» Stored rows

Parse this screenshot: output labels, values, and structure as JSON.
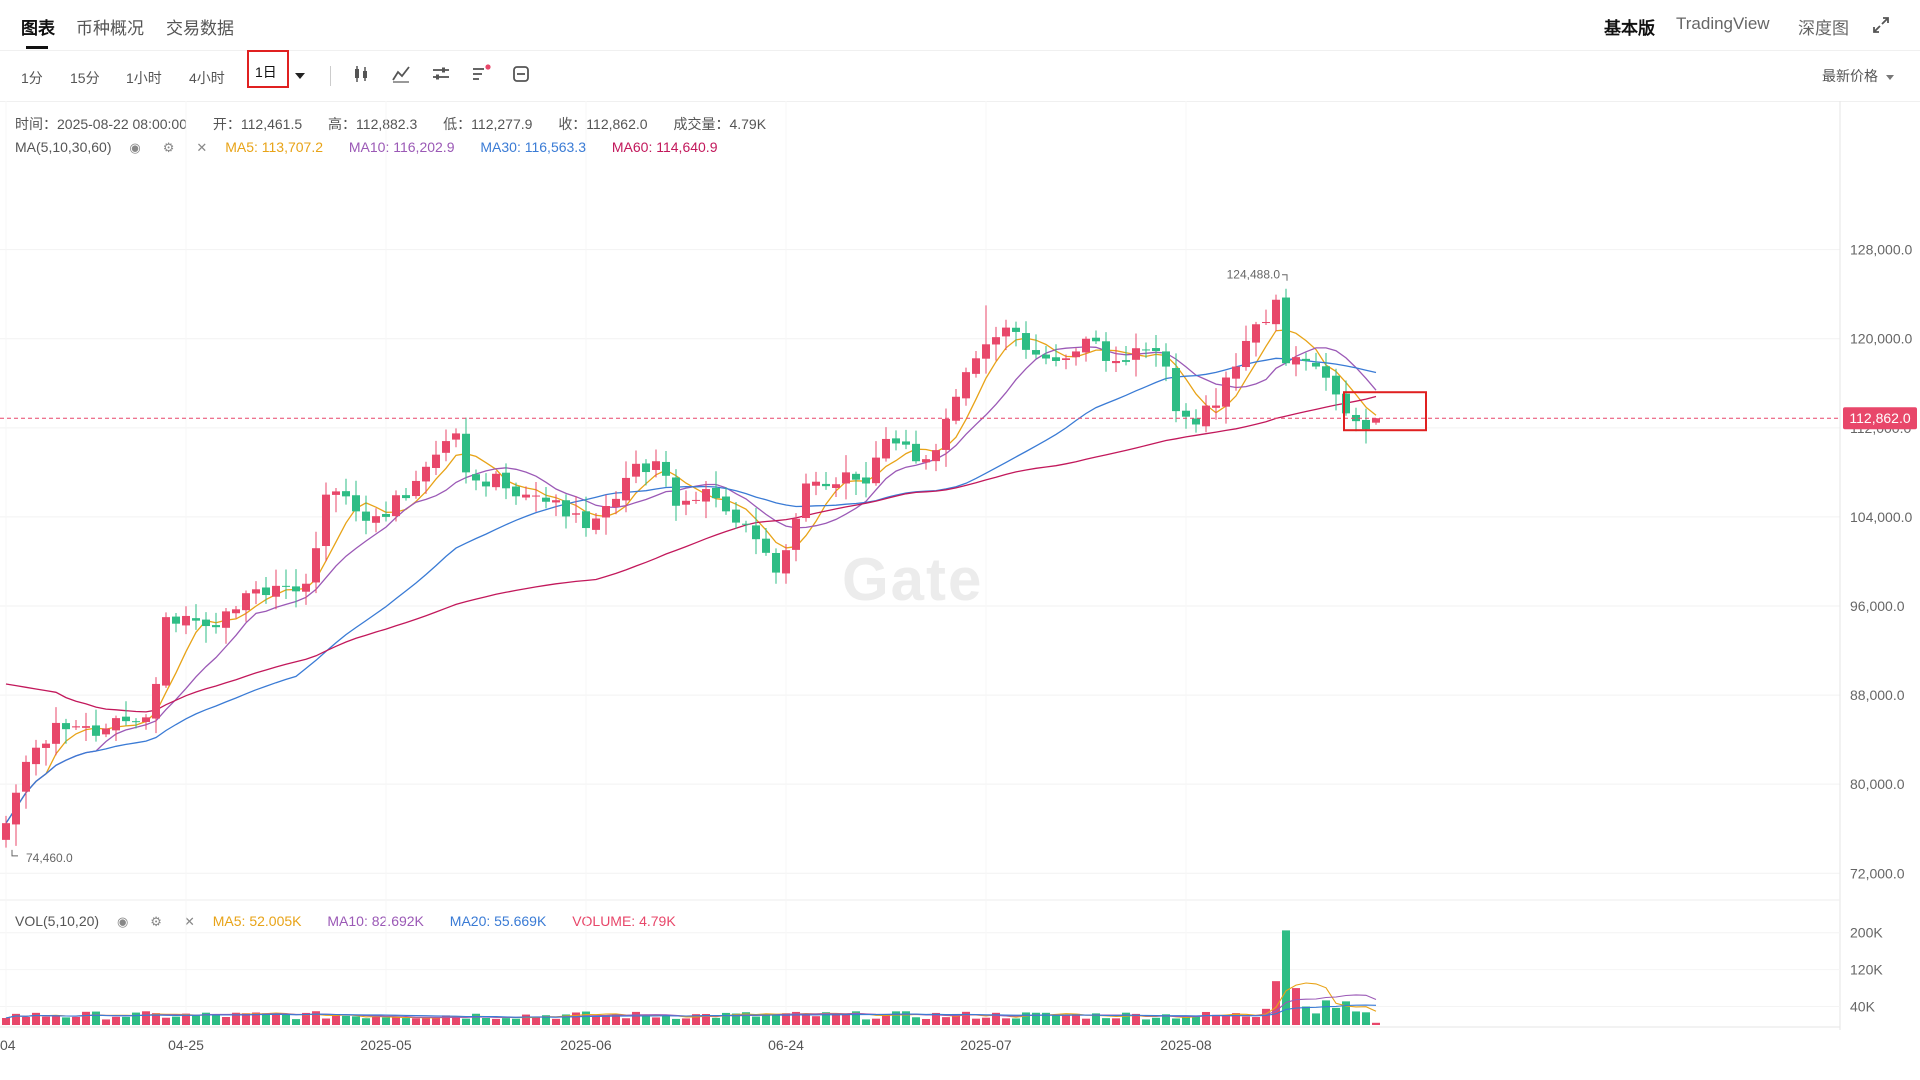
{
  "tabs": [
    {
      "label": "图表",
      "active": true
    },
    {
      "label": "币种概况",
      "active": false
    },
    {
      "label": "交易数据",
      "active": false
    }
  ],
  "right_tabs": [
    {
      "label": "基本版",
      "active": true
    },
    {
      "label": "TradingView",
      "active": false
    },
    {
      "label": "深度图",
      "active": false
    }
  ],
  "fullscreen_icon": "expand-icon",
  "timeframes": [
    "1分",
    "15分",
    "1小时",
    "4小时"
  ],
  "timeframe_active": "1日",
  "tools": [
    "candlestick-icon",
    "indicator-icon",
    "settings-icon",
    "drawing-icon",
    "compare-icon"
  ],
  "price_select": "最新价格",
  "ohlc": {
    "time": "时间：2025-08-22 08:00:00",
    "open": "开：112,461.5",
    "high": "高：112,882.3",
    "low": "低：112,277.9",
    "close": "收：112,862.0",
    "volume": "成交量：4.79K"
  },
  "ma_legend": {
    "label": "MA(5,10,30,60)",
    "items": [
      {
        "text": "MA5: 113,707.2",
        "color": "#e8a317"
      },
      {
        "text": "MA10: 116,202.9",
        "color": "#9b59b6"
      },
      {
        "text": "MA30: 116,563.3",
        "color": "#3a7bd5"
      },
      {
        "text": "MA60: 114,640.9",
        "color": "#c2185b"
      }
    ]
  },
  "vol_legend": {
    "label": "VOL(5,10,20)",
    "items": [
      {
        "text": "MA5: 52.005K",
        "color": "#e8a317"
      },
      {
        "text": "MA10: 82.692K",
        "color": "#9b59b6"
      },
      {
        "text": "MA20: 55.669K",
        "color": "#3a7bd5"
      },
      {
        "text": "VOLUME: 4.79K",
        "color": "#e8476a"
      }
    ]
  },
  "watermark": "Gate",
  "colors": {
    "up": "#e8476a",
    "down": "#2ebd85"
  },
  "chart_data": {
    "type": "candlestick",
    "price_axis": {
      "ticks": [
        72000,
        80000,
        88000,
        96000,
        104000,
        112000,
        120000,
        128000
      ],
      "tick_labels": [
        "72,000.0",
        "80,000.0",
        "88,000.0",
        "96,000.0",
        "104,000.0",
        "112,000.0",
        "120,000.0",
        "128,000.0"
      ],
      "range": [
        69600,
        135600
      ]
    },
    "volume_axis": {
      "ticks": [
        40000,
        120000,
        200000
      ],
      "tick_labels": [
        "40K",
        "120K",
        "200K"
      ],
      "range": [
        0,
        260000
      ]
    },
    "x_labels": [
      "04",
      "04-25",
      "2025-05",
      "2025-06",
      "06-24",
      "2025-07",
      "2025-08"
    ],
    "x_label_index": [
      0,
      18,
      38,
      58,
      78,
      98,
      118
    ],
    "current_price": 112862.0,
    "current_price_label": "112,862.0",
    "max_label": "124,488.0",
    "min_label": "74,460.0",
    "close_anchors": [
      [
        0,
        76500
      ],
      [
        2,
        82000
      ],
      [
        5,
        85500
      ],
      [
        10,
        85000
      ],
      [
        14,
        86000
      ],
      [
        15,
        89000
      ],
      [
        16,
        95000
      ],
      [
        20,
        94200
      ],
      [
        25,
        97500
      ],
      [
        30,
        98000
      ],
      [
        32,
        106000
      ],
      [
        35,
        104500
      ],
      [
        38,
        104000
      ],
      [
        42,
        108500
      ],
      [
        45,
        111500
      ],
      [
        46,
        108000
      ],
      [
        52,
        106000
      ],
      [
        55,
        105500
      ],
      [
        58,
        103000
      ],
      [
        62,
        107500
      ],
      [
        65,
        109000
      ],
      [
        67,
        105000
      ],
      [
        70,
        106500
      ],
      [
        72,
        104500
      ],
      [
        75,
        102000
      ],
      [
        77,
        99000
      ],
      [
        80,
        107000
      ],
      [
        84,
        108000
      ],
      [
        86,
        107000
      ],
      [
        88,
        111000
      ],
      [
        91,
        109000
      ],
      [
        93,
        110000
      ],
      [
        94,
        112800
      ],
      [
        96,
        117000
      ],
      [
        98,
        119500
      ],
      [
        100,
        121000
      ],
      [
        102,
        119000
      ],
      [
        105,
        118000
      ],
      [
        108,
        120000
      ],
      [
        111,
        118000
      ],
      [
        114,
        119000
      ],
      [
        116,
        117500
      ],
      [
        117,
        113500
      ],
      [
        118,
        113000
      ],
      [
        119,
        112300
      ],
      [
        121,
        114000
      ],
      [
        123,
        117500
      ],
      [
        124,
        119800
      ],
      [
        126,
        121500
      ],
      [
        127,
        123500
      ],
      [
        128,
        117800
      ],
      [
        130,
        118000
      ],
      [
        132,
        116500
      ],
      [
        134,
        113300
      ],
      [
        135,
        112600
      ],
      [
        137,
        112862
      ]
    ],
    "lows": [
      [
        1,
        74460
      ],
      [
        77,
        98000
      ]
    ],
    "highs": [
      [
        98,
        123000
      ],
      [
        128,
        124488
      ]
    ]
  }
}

» Do this
Reproduce all of the material above word for word. Omit the pictures.

» Written solution
Parse this screenshot: output labels, values, and structure as JSON.
{
  "tabs": [
    {
      "label": "图表",
      "active": true
    },
    {
      "label": "币种概况",
      "active": false
    },
    {
      "label": "交易数据",
      "active": false
    }
  ],
  "right_tabs": [
    {
      "label": "基本版",
      "active": true
    },
    {
      "label": "TradingView",
      "active": false
    },
    {
      "label": "深度图",
      "active": false
    }
  ],
  "fullscreen_icon": "expand-icon",
  "timeframes": [
    "1分",
    "15分",
    "1小时",
    "4小时"
  ],
  "timeframe_active": "1日",
  "tools": [
    "candlestick-icon",
    "indicator-icon",
    "settings-icon",
    "drawing-icon",
    "compare-icon"
  ],
  "price_select": "最新价格",
  "ohlc": {
    "time": "时间：2025-08-22 08:00:00",
    "open": "开：112,461.5",
    "high": "高：112,882.3",
    "low": "低：112,277.9",
    "close": "收：112,862.0",
    "volume": "成交量：4.79K"
  },
  "ma_legend": {
    "label": "MA(5,10,30,60)",
    "items": [
      {
        "text": "MA5: 113,707.2",
        "color": "#e8a317"
      },
      {
        "text": "MA10: 116,202.9",
        "color": "#9b59b6"
      },
      {
        "text": "MA30: 116,563.3",
        "color": "#3a7bd5"
      },
      {
        "text": "MA60: 114,640.9",
        "color": "#c2185b"
      }
    ]
  },
  "vol_legend": {
    "label": "VOL(5,10,20)",
    "items": [
      {
        "text": "MA5: 52.005K",
        "color": "#e8a317"
      },
      {
        "text": "MA10: 82.692K",
        "color": "#9b59b6"
      },
      {
        "text": "MA20: 55.669K",
        "color": "#3a7bd5"
      },
      {
        "text": "VOLUME: 4.79K",
        "color": "#e8476a"
      }
    ]
  },
  "watermark": "Gate",
  "colors": {
    "up": "#e8476a",
    "down": "#2ebd85"
  },
  "chart_data": {
    "type": "candlestick",
    "price_axis": {
      "ticks": [
        72000,
        80000,
        88000,
        96000,
        104000,
        112000,
        120000,
        128000
      ],
      "tick_labels": [
        "72,000.0",
        "80,000.0",
        "88,000.0",
        "96,000.0",
        "104,000.0",
        "112,000.0",
        "120,000.0",
        "128,000.0"
      ],
      "range": [
        69600,
        135600
      ]
    },
    "volume_axis": {
      "ticks": [
        40000,
        120000,
        200000
      ],
      "tick_labels": [
        "40K",
        "120K",
        "200K"
      ],
      "range": [
        0,
        260000
      ]
    },
    "x_labels": [
      "04",
      "04-25",
      "2025-05",
      "2025-06",
      "06-24",
      "2025-07",
      "2025-08"
    ],
    "x_label_index": [
      0,
      18,
      38,
      58,
      78,
      98,
      118
    ],
    "current_price": 112862.0,
    "current_price_label": "112,862.0",
    "max_label": "124,488.0",
    "min_label": "74,460.0",
    "close_anchors": [
      [
        0,
        76500
      ],
      [
        2,
        82000
      ],
      [
        5,
        85500
      ],
      [
        10,
        85000
      ],
      [
        14,
        86000
      ],
      [
        15,
        89000
      ],
      [
        16,
        95000
      ],
      [
        20,
        94200
      ],
      [
        25,
        97500
      ],
      [
        30,
        98000
      ],
      [
        32,
        106000
      ],
      [
        35,
        104500
      ],
      [
        38,
        104000
      ],
      [
        42,
        108500
      ],
      [
        45,
        111500
      ],
      [
        46,
        108000
      ],
      [
        52,
        106000
      ],
      [
        55,
        105500
      ],
      [
        58,
        103000
      ],
      [
        62,
        107500
      ],
      [
        65,
        109000
      ],
      [
        67,
        105000
      ],
      [
        70,
        106500
      ],
      [
        72,
        104500
      ],
      [
        75,
        102000
      ],
      [
        77,
        99000
      ],
      [
        80,
        107000
      ],
      [
        84,
        108000
      ],
      [
        86,
        107000
      ],
      [
        88,
        111000
      ],
      [
        91,
        109000
      ],
      [
        93,
        110000
      ],
      [
        94,
        112800
      ],
      [
        96,
        117000
      ],
      [
        98,
        119500
      ],
      [
        100,
        121000
      ],
      [
        102,
        119000
      ],
      [
        105,
        118000
      ],
      [
        108,
        120000
      ],
      [
        111,
        118000
      ],
      [
        114,
        119000
      ],
      [
        116,
        117500
      ],
      [
        117,
        113500
      ],
      [
        118,
        113000
      ],
      [
        119,
        112300
      ],
      [
        121,
        114000
      ],
      [
        123,
        117500
      ],
      [
        124,
        119800
      ],
      [
        126,
        121500
      ],
      [
        127,
        123500
      ],
      [
        128,
        117800
      ],
      [
        130,
        118000
      ],
      [
        132,
        116500
      ],
      [
        134,
        113300
      ],
      [
        135,
        112600
      ],
      [
        137,
        112862
      ]
    ],
    "lows": [
      [
        1,
        74460
      ],
      [
        77,
        98000
      ]
    ],
    "highs": [
      [
        98,
        123000
      ],
      [
        128,
        124488
      ]
    ]
  }
}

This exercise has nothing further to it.